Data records
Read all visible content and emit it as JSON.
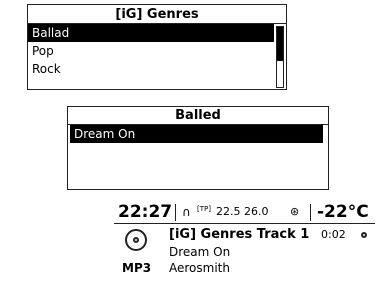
{
  "genres_screen": {
    "title": "[iG] Genres",
    "items": [
      "Ballad",
      "Pop",
      "Rock"
    ],
    "selected": "Ballad"
  },
  "ballad_screen": {
    "title": "Balled",
    "items": [
      "Dream On"
    ],
    "selected": "Dream On"
  },
  "now_playing": {
    "clock": "22:27",
    "headphone_icon": "headphone-icon",
    "tp_label": "[TP]",
    "temperatures": "22.5 26.0",
    "bluetooth_icon": "bluetooth-icon",
    "outside_temp": "-22°C",
    "media_icon": "disc-icon",
    "format": "MP3",
    "track_title": "[iG] Genres Track 1",
    "elapsed": "0:02",
    "song": "Dream On",
    "artist": "Aerosmith"
  }
}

> [PROBLEM TO SOLVE]: The material above holds pictures; copy everything else in it exactly.

> [RIGHT ANSWER]:
Read all visible content and emit it as JSON.
{
  "genres_screen": {
    "title": "[iG] Genres",
    "items": [
      "Ballad",
      "Pop",
      "Rock"
    ],
    "selected": "Ballad"
  },
  "ballad_screen": {
    "title": "Balled",
    "items": [
      "Dream On"
    ],
    "selected": "Dream On"
  },
  "now_playing": {
    "clock": "22:27",
    "headphone_icon": "headphone-icon",
    "tp_label": "[TP]",
    "temperatures": "22.5 26.0",
    "bluetooth_icon": "bluetooth-icon",
    "outside_temp": "-22°C",
    "media_icon": "disc-icon",
    "format": "MP3",
    "track_title": "[iG] Genres Track 1",
    "elapsed": "0:02",
    "song": "Dream On",
    "artist": "Aerosmith"
  }
}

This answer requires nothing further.